## Your instructions
Which lines below hold the word "физической"? Copy all of them.
━━━━━ Supplied data ━━━━━
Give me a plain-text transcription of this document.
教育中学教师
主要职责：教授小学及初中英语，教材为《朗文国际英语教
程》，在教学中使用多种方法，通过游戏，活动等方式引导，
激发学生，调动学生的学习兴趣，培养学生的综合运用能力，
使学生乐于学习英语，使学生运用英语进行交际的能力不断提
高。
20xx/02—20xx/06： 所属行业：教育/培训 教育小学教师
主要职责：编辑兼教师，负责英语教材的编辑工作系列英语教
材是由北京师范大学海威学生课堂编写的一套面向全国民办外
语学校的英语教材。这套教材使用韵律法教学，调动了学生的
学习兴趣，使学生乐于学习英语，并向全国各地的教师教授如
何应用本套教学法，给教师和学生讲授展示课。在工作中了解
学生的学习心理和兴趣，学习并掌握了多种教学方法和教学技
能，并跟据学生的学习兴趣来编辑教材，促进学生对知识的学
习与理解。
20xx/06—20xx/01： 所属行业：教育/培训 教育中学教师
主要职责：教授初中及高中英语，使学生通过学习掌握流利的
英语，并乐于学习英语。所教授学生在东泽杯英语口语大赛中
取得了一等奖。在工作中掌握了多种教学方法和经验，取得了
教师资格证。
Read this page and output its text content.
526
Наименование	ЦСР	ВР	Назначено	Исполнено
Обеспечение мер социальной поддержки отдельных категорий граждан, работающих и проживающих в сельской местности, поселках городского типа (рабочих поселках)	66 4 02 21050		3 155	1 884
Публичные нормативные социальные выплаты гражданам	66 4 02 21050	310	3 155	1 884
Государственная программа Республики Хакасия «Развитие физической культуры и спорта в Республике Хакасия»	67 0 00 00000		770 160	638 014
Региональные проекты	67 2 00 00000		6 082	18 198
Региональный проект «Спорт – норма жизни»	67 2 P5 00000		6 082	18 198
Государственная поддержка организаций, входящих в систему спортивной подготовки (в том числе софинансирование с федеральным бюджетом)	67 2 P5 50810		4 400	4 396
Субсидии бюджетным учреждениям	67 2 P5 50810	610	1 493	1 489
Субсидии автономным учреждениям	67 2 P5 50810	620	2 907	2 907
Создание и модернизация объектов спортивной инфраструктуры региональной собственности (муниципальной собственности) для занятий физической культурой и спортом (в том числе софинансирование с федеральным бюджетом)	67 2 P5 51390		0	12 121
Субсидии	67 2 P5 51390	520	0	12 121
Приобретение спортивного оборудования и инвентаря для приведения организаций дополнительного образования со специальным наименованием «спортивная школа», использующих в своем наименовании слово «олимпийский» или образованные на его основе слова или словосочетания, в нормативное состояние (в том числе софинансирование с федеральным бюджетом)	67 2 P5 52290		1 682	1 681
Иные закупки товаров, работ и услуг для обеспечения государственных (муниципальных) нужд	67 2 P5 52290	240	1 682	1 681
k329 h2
━━━━━
## The reply
Государственная программа Республики Хакасия «Развитие физической культуры и спорта в Республике Хакасия»	67 0 00 00000		770 160	638 014
Создание и модернизация объектов спортивной инфраструктуры региональной собственности (муниципальной собственности) для занятий физической культурой и спортом (в том числе софинансирование с федеральным бюджетом)	67 2 P5 51390		0	12 121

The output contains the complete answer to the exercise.